Reproduce every line, starting at the one that contains "Parse this chart and return its data as JSON." and ending at the last line of the data, exactly as it stands; pictures are omitted.

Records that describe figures
========================================

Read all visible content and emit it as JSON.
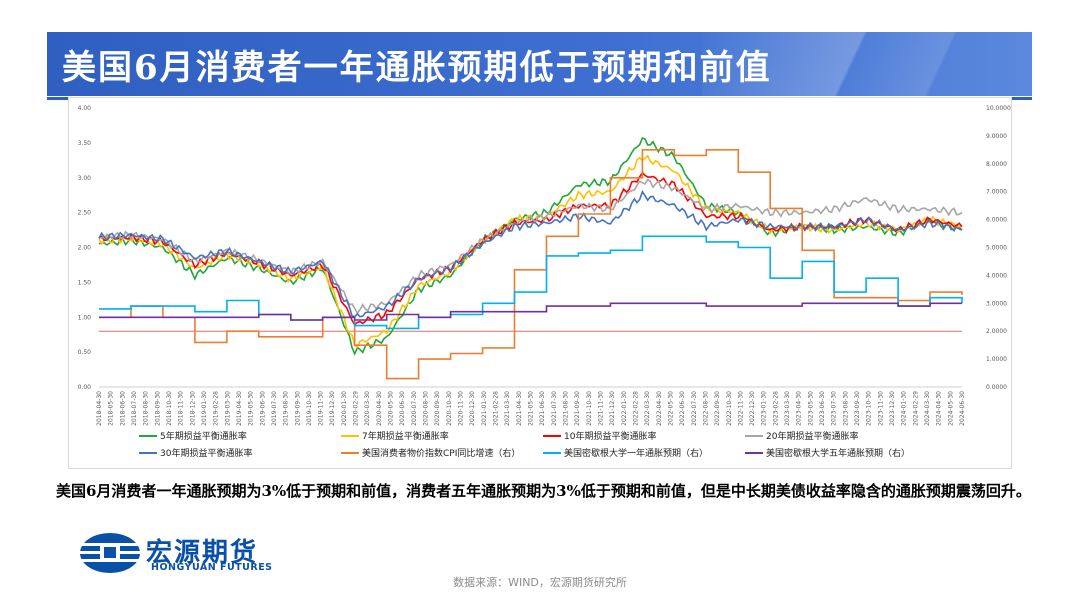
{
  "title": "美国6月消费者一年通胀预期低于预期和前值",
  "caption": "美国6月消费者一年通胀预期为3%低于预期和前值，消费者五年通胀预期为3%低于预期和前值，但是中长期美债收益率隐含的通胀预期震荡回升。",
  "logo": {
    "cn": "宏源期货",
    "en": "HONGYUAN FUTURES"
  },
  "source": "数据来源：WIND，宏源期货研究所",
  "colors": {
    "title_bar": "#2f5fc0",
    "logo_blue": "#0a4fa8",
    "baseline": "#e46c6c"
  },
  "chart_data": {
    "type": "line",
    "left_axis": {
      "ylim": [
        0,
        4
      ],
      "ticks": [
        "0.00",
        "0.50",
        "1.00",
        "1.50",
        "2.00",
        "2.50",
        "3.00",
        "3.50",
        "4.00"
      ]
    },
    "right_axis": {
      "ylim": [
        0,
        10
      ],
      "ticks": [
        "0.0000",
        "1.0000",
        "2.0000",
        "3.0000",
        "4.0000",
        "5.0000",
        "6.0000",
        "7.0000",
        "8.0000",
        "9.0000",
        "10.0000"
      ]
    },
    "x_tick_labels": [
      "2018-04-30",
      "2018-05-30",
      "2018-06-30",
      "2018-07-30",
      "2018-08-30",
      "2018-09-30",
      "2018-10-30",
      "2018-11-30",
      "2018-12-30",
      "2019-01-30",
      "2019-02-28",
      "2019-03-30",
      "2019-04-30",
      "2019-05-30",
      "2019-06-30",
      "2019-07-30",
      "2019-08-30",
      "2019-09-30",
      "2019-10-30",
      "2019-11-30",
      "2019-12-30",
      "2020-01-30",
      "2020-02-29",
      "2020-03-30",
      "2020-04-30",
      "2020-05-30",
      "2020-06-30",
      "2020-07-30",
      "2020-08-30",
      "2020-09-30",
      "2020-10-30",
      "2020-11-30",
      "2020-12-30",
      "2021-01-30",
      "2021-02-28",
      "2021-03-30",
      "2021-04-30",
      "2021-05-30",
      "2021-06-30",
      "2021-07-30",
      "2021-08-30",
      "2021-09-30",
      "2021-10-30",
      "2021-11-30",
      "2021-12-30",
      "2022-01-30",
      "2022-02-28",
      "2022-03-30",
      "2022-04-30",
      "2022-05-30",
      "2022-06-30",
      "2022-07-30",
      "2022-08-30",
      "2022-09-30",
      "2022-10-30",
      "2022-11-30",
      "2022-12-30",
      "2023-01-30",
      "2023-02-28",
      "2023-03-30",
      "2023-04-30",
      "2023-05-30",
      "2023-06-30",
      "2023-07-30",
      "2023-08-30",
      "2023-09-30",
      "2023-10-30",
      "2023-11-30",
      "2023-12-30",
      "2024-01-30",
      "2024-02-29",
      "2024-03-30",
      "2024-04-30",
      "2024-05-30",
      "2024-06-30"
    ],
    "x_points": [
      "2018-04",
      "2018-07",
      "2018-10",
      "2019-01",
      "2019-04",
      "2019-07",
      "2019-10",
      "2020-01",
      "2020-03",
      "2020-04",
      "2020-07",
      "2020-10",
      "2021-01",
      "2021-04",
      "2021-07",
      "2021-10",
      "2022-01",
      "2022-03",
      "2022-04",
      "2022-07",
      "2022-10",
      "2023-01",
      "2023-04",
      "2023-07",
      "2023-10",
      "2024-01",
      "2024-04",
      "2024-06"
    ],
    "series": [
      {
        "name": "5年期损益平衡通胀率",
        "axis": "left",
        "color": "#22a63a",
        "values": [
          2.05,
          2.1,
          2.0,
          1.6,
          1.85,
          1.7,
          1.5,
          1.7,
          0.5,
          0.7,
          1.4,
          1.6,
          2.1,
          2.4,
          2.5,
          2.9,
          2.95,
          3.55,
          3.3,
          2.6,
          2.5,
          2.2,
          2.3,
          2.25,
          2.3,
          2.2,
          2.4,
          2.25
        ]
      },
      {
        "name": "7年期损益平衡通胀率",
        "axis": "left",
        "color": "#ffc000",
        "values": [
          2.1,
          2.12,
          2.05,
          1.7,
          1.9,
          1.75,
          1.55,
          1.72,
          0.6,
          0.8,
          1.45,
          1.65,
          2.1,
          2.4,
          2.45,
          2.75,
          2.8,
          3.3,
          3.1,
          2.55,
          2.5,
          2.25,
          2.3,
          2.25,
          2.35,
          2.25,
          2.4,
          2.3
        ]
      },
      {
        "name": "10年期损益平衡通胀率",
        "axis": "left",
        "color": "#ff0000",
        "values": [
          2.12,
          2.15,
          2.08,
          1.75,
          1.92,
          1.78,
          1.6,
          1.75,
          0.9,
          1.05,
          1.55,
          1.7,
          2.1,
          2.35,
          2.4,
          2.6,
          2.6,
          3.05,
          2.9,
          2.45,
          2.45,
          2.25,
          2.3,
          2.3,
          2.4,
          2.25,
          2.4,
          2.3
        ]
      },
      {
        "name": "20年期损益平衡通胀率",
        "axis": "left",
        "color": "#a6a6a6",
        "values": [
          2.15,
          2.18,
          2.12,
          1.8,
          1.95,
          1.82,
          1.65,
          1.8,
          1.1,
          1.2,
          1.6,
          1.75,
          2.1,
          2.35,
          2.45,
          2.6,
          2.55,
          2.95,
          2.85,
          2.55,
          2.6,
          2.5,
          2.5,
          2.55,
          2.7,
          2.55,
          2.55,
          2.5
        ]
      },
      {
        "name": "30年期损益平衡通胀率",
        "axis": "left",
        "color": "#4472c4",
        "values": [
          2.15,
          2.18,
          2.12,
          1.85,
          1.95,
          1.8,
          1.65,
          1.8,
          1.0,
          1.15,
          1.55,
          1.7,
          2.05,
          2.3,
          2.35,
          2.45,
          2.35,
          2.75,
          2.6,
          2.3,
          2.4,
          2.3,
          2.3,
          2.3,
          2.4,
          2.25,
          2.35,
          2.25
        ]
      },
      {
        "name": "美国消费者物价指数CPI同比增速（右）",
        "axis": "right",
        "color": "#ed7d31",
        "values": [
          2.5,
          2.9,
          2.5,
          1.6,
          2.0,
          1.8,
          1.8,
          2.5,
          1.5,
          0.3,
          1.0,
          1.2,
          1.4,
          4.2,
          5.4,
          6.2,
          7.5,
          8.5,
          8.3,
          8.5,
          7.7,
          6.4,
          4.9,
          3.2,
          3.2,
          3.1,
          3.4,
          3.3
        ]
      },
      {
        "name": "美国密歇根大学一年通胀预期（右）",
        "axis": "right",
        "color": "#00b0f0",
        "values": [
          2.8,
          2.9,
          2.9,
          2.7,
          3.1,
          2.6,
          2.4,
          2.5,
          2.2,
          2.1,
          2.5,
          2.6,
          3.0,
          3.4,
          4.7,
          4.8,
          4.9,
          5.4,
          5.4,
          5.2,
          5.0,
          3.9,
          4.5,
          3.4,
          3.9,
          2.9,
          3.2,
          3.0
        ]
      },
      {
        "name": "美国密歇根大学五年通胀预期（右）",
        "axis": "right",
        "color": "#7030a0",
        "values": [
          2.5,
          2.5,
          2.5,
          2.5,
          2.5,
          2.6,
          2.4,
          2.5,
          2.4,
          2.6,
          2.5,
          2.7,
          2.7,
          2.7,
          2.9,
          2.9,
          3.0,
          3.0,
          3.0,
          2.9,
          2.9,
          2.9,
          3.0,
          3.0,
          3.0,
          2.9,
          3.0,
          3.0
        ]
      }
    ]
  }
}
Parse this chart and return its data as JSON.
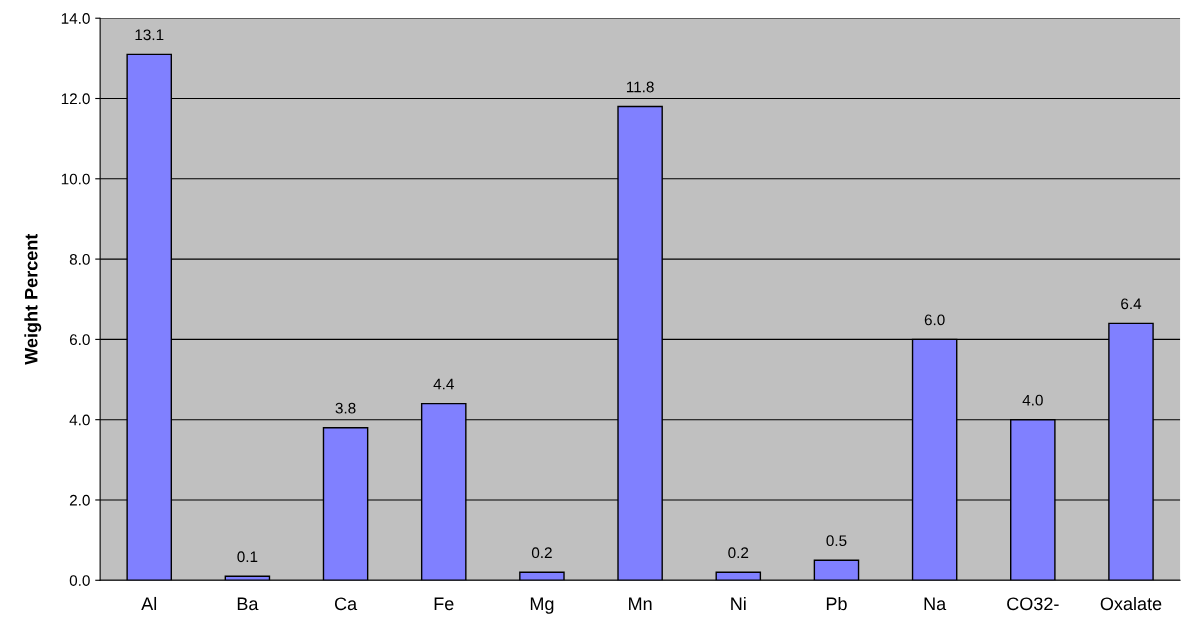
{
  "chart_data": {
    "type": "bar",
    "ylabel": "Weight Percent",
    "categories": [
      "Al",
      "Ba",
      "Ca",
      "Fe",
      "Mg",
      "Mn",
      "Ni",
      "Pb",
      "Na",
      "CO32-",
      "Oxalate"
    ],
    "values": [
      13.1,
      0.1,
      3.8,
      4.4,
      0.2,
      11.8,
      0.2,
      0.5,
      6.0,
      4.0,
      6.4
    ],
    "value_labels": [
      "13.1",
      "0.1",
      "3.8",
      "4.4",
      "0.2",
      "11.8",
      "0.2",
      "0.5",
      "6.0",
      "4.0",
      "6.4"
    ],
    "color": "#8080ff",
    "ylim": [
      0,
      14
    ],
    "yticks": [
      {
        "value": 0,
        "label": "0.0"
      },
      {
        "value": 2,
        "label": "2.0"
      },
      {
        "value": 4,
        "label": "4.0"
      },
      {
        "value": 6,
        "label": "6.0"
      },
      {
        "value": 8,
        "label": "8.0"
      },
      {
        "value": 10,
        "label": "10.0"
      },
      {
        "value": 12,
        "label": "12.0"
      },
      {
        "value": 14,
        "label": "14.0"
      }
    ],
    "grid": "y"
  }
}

========================================

§ Answer:
Parse this chart and return its data as JSON.
{
  "chart_data": {
    "type": "bar",
    "ylabel": "Weight Percent",
    "categories": [
      "Al",
      "Ba",
      "Ca",
      "Fe",
      "Mg",
      "Mn",
      "Ni",
      "Pb",
      "Na",
      "CO32-",
      "Oxalate"
    ],
    "values": [
      13.1,
      0.1,
      3.8,
      4.4,
      0.2,
      11.8,
      0.2,
      0.5,
      6.0,
      4.0,
      6.4
    ],
    "value_labels": [
      "13.1",
      "0.1",
      "3.8",
      "4.4",
      "0.2",
      "11.8",
      "0.2",
      "0.5",
      "6.0",
      "4.0",
      "6.4"
    ],
    "color": "#8080ff",
    "ylim": [
      0,
      14
    ],
    "yticks": [
      {
        "value": 0,
        "label": "0.0"
      },
      {
        "value": 2,
        "label": "2.0"
      },
      {
        "value": 4,
        "label": "4.0"
      },
      {
        "value": 6,
        "label": "6.0"
      },
      {
        "value": 8,
        "label": "8.0"
      },
      {
        "value": 10,
        "label": "10.0"
      },
      {
        "value": 12,
        "label": "12.0"
      },
      {
        "value": 14,
        "label": "14.0"
      }
    ],
    "grid": "y"
  }
}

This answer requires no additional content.